--- BEGIN RECORDED INFORMATION ---
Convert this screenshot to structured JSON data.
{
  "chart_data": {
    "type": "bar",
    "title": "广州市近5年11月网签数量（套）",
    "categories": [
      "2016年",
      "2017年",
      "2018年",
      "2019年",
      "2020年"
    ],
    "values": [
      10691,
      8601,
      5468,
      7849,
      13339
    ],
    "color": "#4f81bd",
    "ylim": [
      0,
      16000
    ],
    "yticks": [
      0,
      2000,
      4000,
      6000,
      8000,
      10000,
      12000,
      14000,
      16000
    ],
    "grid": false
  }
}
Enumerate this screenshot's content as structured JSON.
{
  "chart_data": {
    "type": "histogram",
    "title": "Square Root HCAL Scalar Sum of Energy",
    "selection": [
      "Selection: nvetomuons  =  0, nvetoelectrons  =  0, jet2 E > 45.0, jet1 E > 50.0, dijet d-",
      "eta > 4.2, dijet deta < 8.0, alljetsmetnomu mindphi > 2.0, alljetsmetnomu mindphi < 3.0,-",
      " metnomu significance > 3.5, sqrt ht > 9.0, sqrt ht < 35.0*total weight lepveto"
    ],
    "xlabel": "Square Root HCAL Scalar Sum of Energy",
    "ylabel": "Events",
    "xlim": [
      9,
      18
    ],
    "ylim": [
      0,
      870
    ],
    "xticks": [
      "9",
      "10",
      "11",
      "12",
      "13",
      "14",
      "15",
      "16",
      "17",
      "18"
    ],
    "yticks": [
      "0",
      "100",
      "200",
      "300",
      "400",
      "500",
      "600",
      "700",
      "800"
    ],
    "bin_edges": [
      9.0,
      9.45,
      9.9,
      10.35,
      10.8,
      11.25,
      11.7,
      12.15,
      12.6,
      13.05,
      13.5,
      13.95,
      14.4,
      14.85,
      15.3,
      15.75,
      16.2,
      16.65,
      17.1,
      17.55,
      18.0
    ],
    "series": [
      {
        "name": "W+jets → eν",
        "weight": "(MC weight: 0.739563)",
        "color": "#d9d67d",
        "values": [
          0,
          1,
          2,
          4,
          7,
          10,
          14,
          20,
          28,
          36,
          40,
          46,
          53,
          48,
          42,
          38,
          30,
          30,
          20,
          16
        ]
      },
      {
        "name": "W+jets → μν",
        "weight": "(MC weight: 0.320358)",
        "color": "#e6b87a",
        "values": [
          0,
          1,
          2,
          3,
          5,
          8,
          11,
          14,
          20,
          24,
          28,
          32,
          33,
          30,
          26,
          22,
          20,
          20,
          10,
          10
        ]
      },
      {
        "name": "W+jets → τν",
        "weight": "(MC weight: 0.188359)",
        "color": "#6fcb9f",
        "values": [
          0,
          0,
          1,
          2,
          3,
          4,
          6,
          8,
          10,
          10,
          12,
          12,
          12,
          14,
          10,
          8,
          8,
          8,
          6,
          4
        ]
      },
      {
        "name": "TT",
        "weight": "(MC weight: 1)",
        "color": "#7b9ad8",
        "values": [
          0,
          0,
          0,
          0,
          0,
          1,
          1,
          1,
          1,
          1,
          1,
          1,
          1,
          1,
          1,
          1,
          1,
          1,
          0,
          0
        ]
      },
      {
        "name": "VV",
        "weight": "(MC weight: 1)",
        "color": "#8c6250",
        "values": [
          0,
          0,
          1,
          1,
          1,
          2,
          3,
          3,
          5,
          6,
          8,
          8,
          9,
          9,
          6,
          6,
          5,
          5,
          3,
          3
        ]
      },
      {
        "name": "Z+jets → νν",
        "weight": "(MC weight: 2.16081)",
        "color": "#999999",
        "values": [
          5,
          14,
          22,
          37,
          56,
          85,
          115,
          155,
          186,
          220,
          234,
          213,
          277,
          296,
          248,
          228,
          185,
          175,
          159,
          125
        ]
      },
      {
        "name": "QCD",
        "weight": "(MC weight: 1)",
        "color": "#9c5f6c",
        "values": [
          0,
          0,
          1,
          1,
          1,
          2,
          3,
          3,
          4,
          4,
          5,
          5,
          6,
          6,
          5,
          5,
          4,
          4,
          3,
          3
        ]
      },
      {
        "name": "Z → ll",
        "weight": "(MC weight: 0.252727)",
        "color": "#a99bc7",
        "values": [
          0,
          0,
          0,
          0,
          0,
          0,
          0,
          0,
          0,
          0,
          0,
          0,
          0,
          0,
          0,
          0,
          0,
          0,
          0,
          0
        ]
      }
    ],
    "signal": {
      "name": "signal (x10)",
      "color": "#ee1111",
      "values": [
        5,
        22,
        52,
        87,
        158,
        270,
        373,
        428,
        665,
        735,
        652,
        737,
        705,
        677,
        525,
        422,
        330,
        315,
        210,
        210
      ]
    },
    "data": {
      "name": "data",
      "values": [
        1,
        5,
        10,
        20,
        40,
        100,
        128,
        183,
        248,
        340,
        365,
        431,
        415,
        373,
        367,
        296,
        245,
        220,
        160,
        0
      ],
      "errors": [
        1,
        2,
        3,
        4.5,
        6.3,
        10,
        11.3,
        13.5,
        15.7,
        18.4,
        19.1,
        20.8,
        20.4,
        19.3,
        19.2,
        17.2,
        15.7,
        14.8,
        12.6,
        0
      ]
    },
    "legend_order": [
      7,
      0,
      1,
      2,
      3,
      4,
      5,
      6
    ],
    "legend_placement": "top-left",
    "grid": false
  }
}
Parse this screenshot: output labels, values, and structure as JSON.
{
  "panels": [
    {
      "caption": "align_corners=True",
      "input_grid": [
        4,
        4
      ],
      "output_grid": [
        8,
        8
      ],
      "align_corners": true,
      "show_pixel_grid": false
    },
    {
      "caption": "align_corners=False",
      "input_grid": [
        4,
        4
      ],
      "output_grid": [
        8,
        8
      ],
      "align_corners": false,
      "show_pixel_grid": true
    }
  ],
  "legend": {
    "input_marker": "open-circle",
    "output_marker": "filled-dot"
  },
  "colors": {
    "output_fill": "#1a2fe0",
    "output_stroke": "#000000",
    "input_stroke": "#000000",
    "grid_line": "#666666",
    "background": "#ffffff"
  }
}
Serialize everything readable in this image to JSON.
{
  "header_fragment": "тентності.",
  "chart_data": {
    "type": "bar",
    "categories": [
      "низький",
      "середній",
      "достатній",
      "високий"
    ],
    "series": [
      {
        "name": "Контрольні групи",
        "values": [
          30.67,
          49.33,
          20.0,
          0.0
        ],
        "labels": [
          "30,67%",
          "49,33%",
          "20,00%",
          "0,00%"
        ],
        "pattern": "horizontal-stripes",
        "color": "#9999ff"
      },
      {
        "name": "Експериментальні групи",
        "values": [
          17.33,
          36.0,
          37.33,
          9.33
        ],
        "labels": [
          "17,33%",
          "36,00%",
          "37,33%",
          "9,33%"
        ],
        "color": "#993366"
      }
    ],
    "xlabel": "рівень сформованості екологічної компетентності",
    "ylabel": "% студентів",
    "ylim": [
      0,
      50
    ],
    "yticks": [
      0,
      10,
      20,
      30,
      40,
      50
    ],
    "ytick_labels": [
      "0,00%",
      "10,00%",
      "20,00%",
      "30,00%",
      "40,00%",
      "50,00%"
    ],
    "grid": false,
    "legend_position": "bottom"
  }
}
--- END RECORDED INFORMATION ---
Reproduce the material precisely, including every line.

- EXERCISE OUTPUT -
Convert this screenshot to structured JSON data.
{
  "chart_data": {
    "type": "bar",
    "title": "广州市近5年11月网签数量（套）",
    "categories": [
      "2016年",
      "2017年",
      "2018年",
      "2019年",
      "2020年"
    ],
    "values": [
      10691,
      8601,
      5468,
      7849,
      13339
    ],
    "color": "#4f81bd",
    "ylim": [
      0,
      16000
    ],
    "yticks": [
      0,
      2000,
      4000,
      6000,
      8000,
      10000,
      12000,
      14000,
      16000
    ],
    "grid": false
  }
}
Enumerate this screenshot's content as structured JSON.
{
  "chart_data": {
    "type": "histogram",
    "title": "Square Root HCAL Scalar Sum of Energy",
    "selection": [
      "Selection: nvetomuons  =  0, nvetoelectrons  =  0, jet2 E > 45.0, jet1 E > 50.0, dijet d-",
      "eta > 4.2, dijet deta < 8.0, alljetsmetnomu mindphi > 2.0, alljetsmetnomu mindphi < 3.0,-",
      " metnomu significance > 3.5, sqrt ht > 9.0, sqrt ht < 35.0*total weight lepveto"
    ],
    "xlabel": "Square Root HCAL Scalar Sum of Energy",
    "ylabel": "Events",
    "xlim": [
      9,
      18
    ],
    "ylim": [
      0,
      870
    ],
    "xticks": [
      "9",
      "10",
      "11",
      "12",
      "13",
      "14",
      "15",
      "16",
      "17",
      "18"
    ],
    "yticks": [
      "0",
      "100",
      "200",
      "300",
      "400",
      "500",
      "600",
      "700",
      "800"
    ],
    "bin_edges": [
      9.0,
      9.45,
      9.9,
      10.35,
      10.8,
      11.25,
      11.7,
      12.15,
      12.6,
      13.05,
      13.5,
      13.95,
      14.4,
      14.85,
      15.3,
      15.75,
      16.2,
      16.65,
      17.1,
      17.55,
      18.0
    ],
    "series": [
      {
        "name": "W+jets → eν",
        "weight": "(MC weight: 0.739563)",
        "color": "#d9d67d",
        "values": [
          0,
          1,
          2,
          4,
          7,
          10,
          14,
          20,
          28,
          36,
          40,
          46,
          53,
          48,
          42,
          38,
          30,
          30,
          20,
          16
        ]
      },
      {
        "name": "W+jets → μν",
        "weight": "(MC weight: 0.320358)",
        "color": "#e6b87a",
        "values": [
          0,
          1,
          2,
          3,
          5,
          8,
          11,
          14,
          20,
          24,
          28,
          32,
          33,
          30,
          26,
          22,
          20,
          20,
          10,
          10
        ]
      },
      {
        "name": "W+jets → τν",
        "weight": "(MC weight: 0.188359)",
        "color": "#6fcb9f",
        "values": [
          0,
          0,
          1,
          2,
          3,
          4,
          6,
          8,
          10,
          10,
          12,
          12,
          12,
          14,
          10,
          8,
          8,
          8,
          6,
          4
        ]
      },
      {
        "name": "TT",
        "weight": "(MC weight: 1)",
        "color": "#7b9ad8",
        "values": [
          0,
          0,
          0,
          0,
          0,
          1,
          1,
          1,
          1,
          1,
          1,
          1,
          1,
          1,
          1,
          1,
          1,
          1,
          0,
          0
        ]
      },
      {
        "name": "VV",
        "weight": "(MC weight: 1)",
        "color": "#8c6250",
        "values": [
          0,
          0,
          1,
          1,
          1,
          2,
          3,
          3,
          5,
          6,
          8,
          8,
          9,
          9,
          6,
          6,
          5,
          5,
          3,
          3
        ]
      },
      {
        "name": "Z+jets → νν",
        "weight": "(MC weight: 2.16081)",
        "color": "#999999",
        "values": [
          5,
          14,
          22,
          37,
          56,
          85,
          115,
          155,
          186,
          220,
          234,
          213,
          277,
          296,
          248,
          228,
          185,
          175,
          159,
          125
        ]
      },
      {
        "name": "QCD",
        "weight": "(MC weight: 1)",
        "color": "#9c5f6c",
        "values": [
          0,
          0,
          1,
          1,
          1,
          2,
          3,
          3,
          4,
          4,
          5,
          5,
          6,
          6,
          5,
          5,
          4,
          4,
          3,
          3
        ]
      },
      {
        "name": "Z → ll",
        "weight": "(MC weight: 0.252727)",
        "color": "#a99bc7",
        "values": [
          0,
          0,
          0,
          0,
          0,
          0,
          0,
          0,
          0,
          0,
          0,
          0,
          0,
          0,
          0,
          0,
          0,
          0,
          0,
          0
        ]
      }
    ],
    "signal": {
      "name": "signal (x10)",
      "color": "#ee1111",
      "values": [
        5,
        22,
        52,
        87,
        158,
        270,
        373,
        428,
        665,
        735,
        652,
        737,
        705,
        677,
        525,
        422,
        330,
        315,
        210,
        210
      ]
    },
    "data": {
      "name": "data",
      "values": [
        1,
        5,
        10,
        20,
        40,
        100,
        128,
        183,
        248,
        340,
        365,
        431,
        415,
        373,
        367,
        296,
        245,
        220,
        160,
        0
      ],
      "errors": [
        1,
        2,
        3,
        4.5,
        6.3,
        10,
        11.3,
        13.5,
        15.7,
        18.4,
        19.1,
        20.8,
        20.4,
        19.3,
        19.2,
        17.2,
        15.7,
        14.8,
        12.6,
        0
      ]
    },
    "legend_order": [
      7,
      0,
      1,
      2,
      3,
      4,
      5,
      6
    ],
    "legend_placement": "top-left",
    "grid": false
  }
}
Parse this screenshot: output labels, values, and structure as JSON.
{
  "panels": [
    {
      "caption": "align_corners=True",
      "input_grid": [
        4,
        4
      ],
      "output_grid": [
        8,
        8
      ],
      "align_corners": true,
      "show_pixel_grid": false
    },
    {
      "caption": "align_corners=False",
      "input_grid": [
        4,
        4
      ],
      "output_grid": [
        8,
        8
      ],
      "align_corners": false,
      "show_pixel_grid": true
    }
  ],
  "legend": {
    "input_marker": "open-circle",
    "output_marker": "filled-dot"
  },
  "colors": {
    "output_fill": "#1a2fe0",
    "output_stroke": "#000000",
    "input_stroke": "#000000",
    "grid_line": "#666666",
    "background": "#ffffff"
  }
}
Serialize everything readable in this image to JSON.
{
  "header_fragment": "тентності.",
  "chart_data": {
    "type": "bar",
    "categories": [
      "низький",
      "середній",
      "достатній",
      "високий"
    ],
    "series": [
      {
        "name": "Контрольні групи",
        "values": [
          30.67,
          49.33,
          20.0,
          0.0
        ],
        "labels": [
          "30,67%",
          "49,33%",
          "20,00%",
          "0,00%"
        ],
        "pattern": "horizontal-stripes",
        "color": "#9999ff"
      },
      {
        "name": "Експериментальні групи",
        "values": [
          17.33,
          36.0,
          37.33,
          9.33
        ],
        "labels": [
          "17,33%",
          "36,00%",
          "37,33%",
          "9,33%"
        ],
        "color": "#993366"
      }
    ],
    "xlabel": "рівень сформованості екологічної компетентності",
    "ylabel": "% студентів",
    "ylim": [
      0,
      50
    ],
    "yticks": [
      0,
      10,
      20,
      30,
      40,
      50
    ],
    "ytick_labels": [
      "0,00%",
      "10,00%",
      "20,00%",
      "30,00%",
      "40,00%",
      "50,00%"
    ],
    "grid": false,
    "legend_position": "bottom"
  }
}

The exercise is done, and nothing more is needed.